--- Begin RECORDS SUPPLIED ---
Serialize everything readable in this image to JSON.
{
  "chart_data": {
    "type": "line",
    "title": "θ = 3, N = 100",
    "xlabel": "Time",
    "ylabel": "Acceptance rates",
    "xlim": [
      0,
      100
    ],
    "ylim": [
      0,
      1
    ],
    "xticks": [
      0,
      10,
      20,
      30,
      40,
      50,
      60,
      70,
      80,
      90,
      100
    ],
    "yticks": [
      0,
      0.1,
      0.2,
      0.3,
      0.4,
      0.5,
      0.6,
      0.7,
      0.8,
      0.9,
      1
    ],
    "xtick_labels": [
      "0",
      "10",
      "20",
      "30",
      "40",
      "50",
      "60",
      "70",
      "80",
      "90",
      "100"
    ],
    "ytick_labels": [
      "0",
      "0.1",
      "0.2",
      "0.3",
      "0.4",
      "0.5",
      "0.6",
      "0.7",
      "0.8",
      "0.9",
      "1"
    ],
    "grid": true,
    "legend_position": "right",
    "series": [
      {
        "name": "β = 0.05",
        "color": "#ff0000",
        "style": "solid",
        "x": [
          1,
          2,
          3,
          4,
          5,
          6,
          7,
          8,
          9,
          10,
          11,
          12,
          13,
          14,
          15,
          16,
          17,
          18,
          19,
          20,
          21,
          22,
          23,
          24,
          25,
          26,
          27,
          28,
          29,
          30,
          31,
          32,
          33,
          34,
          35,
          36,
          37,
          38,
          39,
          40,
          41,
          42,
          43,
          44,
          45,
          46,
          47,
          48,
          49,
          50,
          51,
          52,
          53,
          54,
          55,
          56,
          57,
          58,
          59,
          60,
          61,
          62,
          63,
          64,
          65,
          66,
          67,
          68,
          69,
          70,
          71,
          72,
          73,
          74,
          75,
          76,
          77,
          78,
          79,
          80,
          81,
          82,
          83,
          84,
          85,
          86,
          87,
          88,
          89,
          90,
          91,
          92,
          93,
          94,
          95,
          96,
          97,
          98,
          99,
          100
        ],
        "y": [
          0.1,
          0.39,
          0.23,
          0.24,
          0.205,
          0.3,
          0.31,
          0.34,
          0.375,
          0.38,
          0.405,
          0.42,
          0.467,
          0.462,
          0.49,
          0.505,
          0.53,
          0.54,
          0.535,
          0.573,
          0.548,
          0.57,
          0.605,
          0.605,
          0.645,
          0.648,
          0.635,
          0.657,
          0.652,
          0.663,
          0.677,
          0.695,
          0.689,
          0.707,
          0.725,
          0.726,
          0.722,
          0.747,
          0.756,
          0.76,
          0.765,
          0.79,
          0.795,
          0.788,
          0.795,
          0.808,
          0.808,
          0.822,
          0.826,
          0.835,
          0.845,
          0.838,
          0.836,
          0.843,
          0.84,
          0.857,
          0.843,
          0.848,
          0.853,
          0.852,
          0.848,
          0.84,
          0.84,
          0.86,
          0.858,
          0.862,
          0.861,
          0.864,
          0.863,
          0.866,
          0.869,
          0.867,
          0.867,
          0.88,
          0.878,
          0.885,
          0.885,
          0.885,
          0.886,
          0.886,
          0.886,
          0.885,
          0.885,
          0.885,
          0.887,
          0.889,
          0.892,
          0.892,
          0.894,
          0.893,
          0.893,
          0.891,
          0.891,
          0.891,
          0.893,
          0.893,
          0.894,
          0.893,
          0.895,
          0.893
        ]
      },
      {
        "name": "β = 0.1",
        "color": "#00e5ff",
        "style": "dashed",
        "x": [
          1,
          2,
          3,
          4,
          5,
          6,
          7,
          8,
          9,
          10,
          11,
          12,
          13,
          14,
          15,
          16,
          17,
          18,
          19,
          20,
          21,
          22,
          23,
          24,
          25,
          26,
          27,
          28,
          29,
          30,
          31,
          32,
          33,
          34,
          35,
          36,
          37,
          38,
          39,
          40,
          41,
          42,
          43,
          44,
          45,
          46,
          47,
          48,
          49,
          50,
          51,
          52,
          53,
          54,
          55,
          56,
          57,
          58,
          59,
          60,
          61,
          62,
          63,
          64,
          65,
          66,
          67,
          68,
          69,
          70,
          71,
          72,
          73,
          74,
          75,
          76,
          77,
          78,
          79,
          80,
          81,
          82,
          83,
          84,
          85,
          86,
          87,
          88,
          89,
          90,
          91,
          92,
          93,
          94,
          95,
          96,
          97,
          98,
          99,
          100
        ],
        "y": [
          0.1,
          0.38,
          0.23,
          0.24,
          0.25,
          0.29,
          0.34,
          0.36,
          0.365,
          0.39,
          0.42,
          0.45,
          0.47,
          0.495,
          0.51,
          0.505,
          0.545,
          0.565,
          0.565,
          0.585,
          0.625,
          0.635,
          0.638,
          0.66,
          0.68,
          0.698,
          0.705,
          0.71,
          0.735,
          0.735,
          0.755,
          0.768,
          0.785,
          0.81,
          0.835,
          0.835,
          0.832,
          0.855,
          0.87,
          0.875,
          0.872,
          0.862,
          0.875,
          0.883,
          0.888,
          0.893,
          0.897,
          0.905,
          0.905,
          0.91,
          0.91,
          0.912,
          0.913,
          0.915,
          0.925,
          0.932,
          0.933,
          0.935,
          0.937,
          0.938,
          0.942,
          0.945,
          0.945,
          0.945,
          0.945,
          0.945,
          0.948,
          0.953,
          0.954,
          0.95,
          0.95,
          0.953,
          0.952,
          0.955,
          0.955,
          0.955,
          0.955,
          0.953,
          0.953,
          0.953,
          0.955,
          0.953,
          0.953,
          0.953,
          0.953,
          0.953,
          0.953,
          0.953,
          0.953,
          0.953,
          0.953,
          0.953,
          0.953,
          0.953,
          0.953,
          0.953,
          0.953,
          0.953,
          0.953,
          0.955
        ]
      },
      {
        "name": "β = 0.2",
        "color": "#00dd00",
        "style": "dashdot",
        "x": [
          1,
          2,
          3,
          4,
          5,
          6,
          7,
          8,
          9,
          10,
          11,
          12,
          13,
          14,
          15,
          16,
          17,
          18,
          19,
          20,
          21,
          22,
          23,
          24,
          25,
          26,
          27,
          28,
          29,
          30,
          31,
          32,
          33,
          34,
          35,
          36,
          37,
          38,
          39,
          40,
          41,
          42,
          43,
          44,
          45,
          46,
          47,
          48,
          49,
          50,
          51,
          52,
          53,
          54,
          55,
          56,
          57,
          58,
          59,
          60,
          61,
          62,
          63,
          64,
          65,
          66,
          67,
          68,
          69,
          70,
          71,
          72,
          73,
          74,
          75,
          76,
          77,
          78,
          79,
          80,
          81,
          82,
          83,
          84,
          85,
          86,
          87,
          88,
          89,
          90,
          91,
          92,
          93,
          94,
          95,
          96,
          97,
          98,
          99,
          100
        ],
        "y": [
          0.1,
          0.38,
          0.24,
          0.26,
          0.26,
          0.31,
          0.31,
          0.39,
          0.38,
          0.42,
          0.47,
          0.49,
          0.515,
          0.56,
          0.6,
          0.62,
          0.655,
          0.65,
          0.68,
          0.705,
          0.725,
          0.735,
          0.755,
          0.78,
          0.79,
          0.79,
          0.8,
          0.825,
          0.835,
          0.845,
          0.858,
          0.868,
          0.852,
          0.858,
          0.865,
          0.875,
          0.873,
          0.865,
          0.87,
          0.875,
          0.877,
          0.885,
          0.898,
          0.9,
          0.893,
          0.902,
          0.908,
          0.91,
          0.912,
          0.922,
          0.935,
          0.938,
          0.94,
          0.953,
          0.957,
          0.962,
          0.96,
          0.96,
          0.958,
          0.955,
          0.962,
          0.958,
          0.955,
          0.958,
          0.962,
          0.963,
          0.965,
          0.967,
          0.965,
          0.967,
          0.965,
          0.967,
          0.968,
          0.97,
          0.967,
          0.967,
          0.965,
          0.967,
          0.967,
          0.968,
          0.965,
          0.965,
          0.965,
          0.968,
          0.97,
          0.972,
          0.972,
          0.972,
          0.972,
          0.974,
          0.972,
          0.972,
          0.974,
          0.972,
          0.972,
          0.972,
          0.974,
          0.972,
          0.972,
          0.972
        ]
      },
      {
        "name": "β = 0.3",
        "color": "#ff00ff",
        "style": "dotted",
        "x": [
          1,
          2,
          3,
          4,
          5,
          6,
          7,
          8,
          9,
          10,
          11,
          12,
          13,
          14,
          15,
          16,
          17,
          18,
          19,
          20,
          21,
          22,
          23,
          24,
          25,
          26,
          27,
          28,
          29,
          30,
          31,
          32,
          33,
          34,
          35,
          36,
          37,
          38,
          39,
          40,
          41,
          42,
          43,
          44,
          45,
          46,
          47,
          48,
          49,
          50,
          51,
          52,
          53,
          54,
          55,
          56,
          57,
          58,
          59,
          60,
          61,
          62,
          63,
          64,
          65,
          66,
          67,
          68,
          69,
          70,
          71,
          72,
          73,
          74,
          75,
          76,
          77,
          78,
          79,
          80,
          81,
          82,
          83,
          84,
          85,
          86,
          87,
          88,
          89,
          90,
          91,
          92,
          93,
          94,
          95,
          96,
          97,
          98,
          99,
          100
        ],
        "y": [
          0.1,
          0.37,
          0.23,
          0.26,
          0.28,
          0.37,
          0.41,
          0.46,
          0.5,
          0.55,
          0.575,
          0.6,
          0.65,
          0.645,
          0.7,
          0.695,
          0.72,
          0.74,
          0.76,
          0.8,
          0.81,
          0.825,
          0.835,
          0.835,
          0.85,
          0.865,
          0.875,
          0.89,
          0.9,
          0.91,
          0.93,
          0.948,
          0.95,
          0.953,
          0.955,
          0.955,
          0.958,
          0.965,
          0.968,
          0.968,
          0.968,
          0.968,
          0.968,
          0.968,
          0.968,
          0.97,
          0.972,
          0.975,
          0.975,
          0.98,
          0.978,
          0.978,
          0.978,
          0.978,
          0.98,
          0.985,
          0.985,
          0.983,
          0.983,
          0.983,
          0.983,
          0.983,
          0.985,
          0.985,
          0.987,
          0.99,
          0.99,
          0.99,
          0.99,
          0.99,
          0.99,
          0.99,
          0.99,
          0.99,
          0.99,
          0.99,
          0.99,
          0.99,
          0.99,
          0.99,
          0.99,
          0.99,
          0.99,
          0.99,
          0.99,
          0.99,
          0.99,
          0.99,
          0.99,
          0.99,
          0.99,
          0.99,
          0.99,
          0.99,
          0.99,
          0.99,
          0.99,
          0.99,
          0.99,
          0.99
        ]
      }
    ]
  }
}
--- End RECORDS SUPPLIED ---
### [WHAT YOU NEED TO DO]
Using the listing above, list every line in which the string "style" occurs.

### [REPLY TO THE EXERCISE]
        "style": "solid",
        "style": "dashed",
        "style": "dashdot",
        "style": "dotted",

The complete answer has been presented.